Entries taken from a collection
* * *
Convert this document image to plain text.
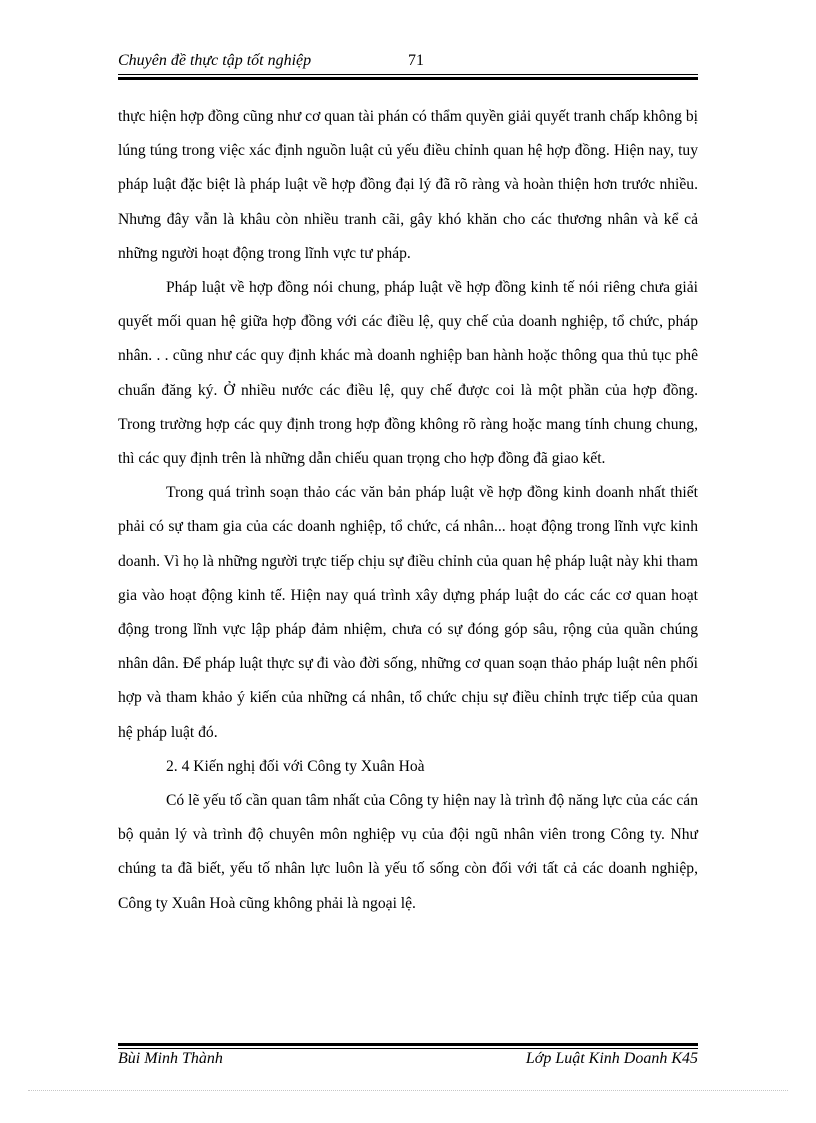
Chuyên đề thực tập tốt nghiệp	71

thực hiện hợp đồng cũng như cơ quan tài phán có thẩm quyền giải quyết tranh chấp không bị lúng túng trong việc xác định nguồn luật củ yếu điều chỉnh quan hệ hợp đồng. Hiện nay, tuy pháp luật đặc biệt là pháp luật về hợp đồng đại lý đã rõ ràng và hoàn thiện hơn trước nhiều. Nhưng đây vẫn là khâu còn nhiều tranh cãi, gây khó khăn cho các thương nhân và kể cả những người hoạt động trong lĩnh vực tư pháp.

Pháp luật về hợp đồng nói chung, pháp luật về hợp đồng kinh tế nói riêng chưa giải quyết mối quan hệ giữa hợp đồng với các điều lệ, quy chế của doanh nghiệp, tổ chức, pháp nhân. . . cũng như các quy định khác mà doanh nghiệp ban hành hoặc thông qua thủ tục phê chuẩn đăng ký. Ở nhiều nước các điều lệ, quy chế được coi là một phần của hợp đồng. Trong trường hợp các quy định trong hợp đồng không rõ ràng hoặc mang tính chung chung, thì các quy định trên là những dẫn chiếu quan trọng cho hợp đồng đã giao kết.

Trong quá trình soạn thảo các văn bản pháp luật về hợp đồng kinh doanh nhất thiết phải có sự tham gia của các doanh nghiệp, tổ chức, cá nhân... hoạt động trong lĩnh vực kinh doanh. Vì họ là những người trực tiếp chịu sự điều chỉnh của quan hệ pháp luật này khi tham gia vào hoạt động kinh tế. Hiện nay quá trình xây dựng pháp luật do các các cơ quan hoạt động trong lĩnh vực lập pháp đảm nhiệm, chưa có sự đóng góp sâu, rộng của quần chúng nhân dân. Để pháp luật thực sự đi vào đời sống, những cơ quan soạn thảo pháp luật nên phối hợp và tham khảo ý kiến của những cá nhân, tổ chức chịu sự điều chỉnh trực tiếp của quan hệ pháp luật đó.

2. 4 Kiến nghị đối với Công ty Xuân Hoà

Có lẽ yếu tố cần quan tâm nhất của Công ty hiện nay là trình độ năng lực của các cán bộ quản lý và trình độ chuyên môn nghiệp vụ của đội ngũ nhân viên trong Công ty. Như chúng ta đã biết, yếu tố nhân lực luôn là yếu tố sống còn đối với tất cả các doanh nghiệp, Công ty Xuân Hoà cũng không phải là ngoại lệ.

Bùi Minh Thành	Lớp Luật Kinh Doanh K45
* * *
• **What to work on**
All the records need to be repeated exactly, with the images dropped.

• **The output**
Convert this document image to plain text.
Chuyên đề thực tập tốt nghiệp	71

thực hiện hợp đồng cũng như cơ quan tài phán có thẩm quyền giải quyết tranh chấp không bị lúng túng trong việc xác định nguồn luật củ yếu điều chỉnh quan hệ hợp đồng. Hiện nay, tuy pháp luật đặc biệt là pháp luật về hợp đồng đại lý đã rõ ràng và hoàn thiện hơn trước nhiều. Nhưng đây vẫn là khâu còn nhiều tranh cãi, gây khó khăn cho các thương nhân và kể cả những người hoạt động trong lĩnh vực tư pháp.

Pháp luật về hợp đồng nói chung, pháp luật về hợp đồng kinh tế nói riêng chưa giải quyết mối quan hệ giữa hợp đồng với các điều lệ, quy chế của doanh nghiệp, tổ chức, pháp nhân. . . cũng như các quy định khác mà doanh nghiệp ban hành hoặc thông qua thủ tục phê chuẩn đăng ký. Ở nhiều nước các điều lệ, quy chế được coi là một phần của hợp đồng. Trong trường hợp các quy định trong hợp đồng không rõ ràng hoặc mang tính chung chung, thì các quy định trên là những dẫn chiếu quan trọng cho hợp đồng đã giao kết.

Trong quá trình soạn thảo các văn bản pháp luật về hợp đồng kinh doanh nhất thiết phải có sự tham gia của các doanh nghiệp, tổ chức, cá nhân... hoạt động trong lĩnh vực kinh doanh. Vì họ là những người trực tiếp chịu sự điều chỉnh của quan hệ pháp luật này khi tham gia vào hoạt động kinh tế. Hiện nay quá trình xây dựng pháp luật do các các cơ quan hoạt động trong lĩnh vực lập pháp đảm nhiệm, chưa có sự đóng góp sâu, rộng của quần chúng nhân dân. Để pháp luật thực sự đi vào đời sống, những cơ quan soạn thảo pháp luật nên phối hợp và tham khảo ý kiến của những cá nhân, tổ chức chịu sự điều chỉnh trực tiếp của quan hệ pháp luật đó.

2. 4 Kiến nghị đối với Công ty Xuân Hoà

Có lẽ yếu tố cần quan tâm nhất của Công ty hiện nay là trình độ năng lực của các cán bộ quản lý và trình độ chuyên môn nghiệp vụ của đội ngũ nhân viên trong Công ty. Như chúng ta đã biết, yếu tố nhân lực luôn là yếu tố sống còn đối với tất cả các doanh nghiệp, Công ty Xuân Hoà cũng không phải là ngoại lệ.

Bùi Minh Thành	Lớp Luật Kinh Doanh K45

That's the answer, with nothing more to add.